Required task:
Repeat every line below exactly, word for word.

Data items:
══════════
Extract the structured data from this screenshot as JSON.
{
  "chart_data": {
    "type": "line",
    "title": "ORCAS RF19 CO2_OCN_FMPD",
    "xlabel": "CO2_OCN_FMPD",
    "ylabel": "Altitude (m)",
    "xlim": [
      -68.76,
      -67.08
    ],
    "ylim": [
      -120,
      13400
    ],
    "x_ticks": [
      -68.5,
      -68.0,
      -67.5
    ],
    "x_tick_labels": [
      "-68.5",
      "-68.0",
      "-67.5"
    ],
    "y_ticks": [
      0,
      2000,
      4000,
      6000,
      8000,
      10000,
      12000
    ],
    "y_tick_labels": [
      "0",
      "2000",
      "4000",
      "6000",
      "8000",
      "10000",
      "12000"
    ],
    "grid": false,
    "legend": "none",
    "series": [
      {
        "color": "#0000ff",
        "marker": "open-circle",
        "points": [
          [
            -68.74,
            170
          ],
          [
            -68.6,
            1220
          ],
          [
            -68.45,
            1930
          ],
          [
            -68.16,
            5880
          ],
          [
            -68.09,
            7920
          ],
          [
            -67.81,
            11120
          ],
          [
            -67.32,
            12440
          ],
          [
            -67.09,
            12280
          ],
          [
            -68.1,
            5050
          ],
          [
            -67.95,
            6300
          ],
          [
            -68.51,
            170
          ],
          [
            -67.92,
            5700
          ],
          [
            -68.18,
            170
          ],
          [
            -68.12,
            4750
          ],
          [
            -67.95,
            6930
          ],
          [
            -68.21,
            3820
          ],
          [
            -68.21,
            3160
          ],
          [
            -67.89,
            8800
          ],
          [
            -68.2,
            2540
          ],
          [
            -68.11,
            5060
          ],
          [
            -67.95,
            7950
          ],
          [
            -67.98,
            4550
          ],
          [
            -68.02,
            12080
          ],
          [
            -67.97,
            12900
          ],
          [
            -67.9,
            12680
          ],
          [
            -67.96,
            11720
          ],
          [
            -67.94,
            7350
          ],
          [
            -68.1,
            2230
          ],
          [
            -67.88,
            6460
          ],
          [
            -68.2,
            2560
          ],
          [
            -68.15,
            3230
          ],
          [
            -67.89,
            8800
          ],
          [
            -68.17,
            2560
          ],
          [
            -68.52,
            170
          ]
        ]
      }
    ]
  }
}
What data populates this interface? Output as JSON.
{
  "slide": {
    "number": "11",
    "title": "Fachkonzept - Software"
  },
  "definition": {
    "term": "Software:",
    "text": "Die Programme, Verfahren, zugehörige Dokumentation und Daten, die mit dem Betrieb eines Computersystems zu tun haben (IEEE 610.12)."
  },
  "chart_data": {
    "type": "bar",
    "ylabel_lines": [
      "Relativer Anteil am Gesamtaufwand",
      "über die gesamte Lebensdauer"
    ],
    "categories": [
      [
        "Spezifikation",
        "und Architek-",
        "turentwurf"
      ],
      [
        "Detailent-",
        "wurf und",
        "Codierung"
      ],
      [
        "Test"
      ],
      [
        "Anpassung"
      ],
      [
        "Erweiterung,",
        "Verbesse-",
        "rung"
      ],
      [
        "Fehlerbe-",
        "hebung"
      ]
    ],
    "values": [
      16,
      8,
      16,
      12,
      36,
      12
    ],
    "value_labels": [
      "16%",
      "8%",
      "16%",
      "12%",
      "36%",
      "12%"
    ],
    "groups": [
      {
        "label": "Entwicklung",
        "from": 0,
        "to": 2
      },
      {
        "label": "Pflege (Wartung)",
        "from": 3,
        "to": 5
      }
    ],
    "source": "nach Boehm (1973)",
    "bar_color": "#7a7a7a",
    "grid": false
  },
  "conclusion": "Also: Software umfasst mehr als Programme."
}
══════════
Result of the exercise:
Extract the structured data from this screenshot as JSON.
{
  "chart_data": {
    "type": "line",
    "title": "ORCAS RF19 CO2_OCN_FMPD",
    "xlabel": "CO2_OCN_FMPD",
    "ylabel": "Altitude (m)",
    "xlim": [
      -68.76,
      -67.08
    ],
    "ylim": [
      -120,
      13400
    ],
    "x_ticks": [
      -68.5,
      -68.0,
      -67.5
    ],
    "x_tick_labels": [
      "-68.5",
      "-68.0",
      "-67.5"
    ],
    "y_ticks": [
      0,
      2000,
      4000,
      6000,
      8000,
      10000,
      12000
    ],
    "y_tick_labels": [
      "0",
      "2000",
      "4000",
      "6000",
      "8000",
      "10000",
      "12000"
    ],
    "grid": false,
    "legend": "none",
    "series": [
      {
        "color": "#0000ff",
        "marker": "open-circle",
        "points": [
          [
            -68.74,
            170
          ],
          [
            -68.6,
            1220
          ],
          [
            -68.45,
            1930
          ],
          [
            -68.16,
            5880
          ],
          [
            -68.09,
            7920
          ],
          [
            -67.81,
            11120
          ],
          [
            -67.32,
            12440
          ],
          [
            -67.09,
            12280
          ],
          [
            -68.1,
            5050
          ],
          [
            -67.95,
            6300
          ],
          [
            -68.51,
            170
          ],
          [
            -67.92,
            5700
          ],
          [
            -68.18,
            170
          ],
          [
            -68.12,
            4750
          ],
          [
            -67.95,
            6930
          ],
          [
            -68.21,
            3820
          ],
          [
            -68.21,
            3160
          ],
          [
            -67.89,
            8800
          ],
          [
            -68.2,
            2540
          ],
          [
            -68.11,
            5060
          ],
          [
            -67.95,
            7950
          ],
          [
            -67.98,
            4550
          ],
          [
            -68.02,
            12080
          ],
          [
            -67.97,
            12900
          ],
          [
            -67.9,
            12680
          ],
          [
            -67.96,
            11720
          ],
          [
            -67.94,
            7350
          ],
          [
            -68.1,
            2230
          ],
          [
            -67.88,
            6460
          ],
          [
            -68.2,
            2560
          ],
          [
            -68.15,
            3230
          ],
          [
            -67.89,
            8800
          ],
          [
            -68.17,
            2560
          ],
          [
            -68.52,
            170
          ]
        ]
      }
    ]
  }
}
What data populates this interface? Output as JSON.
{
  "slide": {
    "number": "11",
    "title": "Fachkonzept - Software"
  },
  "definition": {
    "term": "Software:",
    "text": "Die Programme, Verfahren, zugehörige Dokumentation und Daten, die mit dem Betrieb eines Computersystems zu tun haben (IEEE 610.12)."
  },
  "chart_data": {
    "type": "bar",
    "ylabel_lines": [
      "Relativer Anteil am Gesamtaufwand",
      "über die gesamte Lebensdauer"
    ],
    "categories": [
      [
        "Spezifikation",
        "und Architek-",
        "turentwurf"
      ],
      [
        "Detailent-",
        "wurf und",
        "Codierung"
      ],
      [
        "Test"
      ],
      [
        "Anpassung"
      ],
      [
        "Erweiterung,",
        "Verbesse-",
        "rung"
      ],
      [
        "Fehlerbe-",
        "hebung"
      ]
    ],
    "values": [
      16,
      8,
      16,
      12,
      36,
      12
    ],
    "value_labels": [
      "16%",
      "8%",
      "16%",
      "12%",
      "36%",
      "12%"
    ],
    "groups": [
      {
        "label": "Entwicklung",
        "from": 0,
        "to": 2
      },
      {
        "label": "Pflege (Wartung)",
        "from": 3,
        "to": 5
      }
    ],
    "source": "nach Boehm (1973)",
    "bar_color": "#7a7a7a",
    "grid": false
  },
  "conclusion": "Also: Software umfasst mehr als Programme."
}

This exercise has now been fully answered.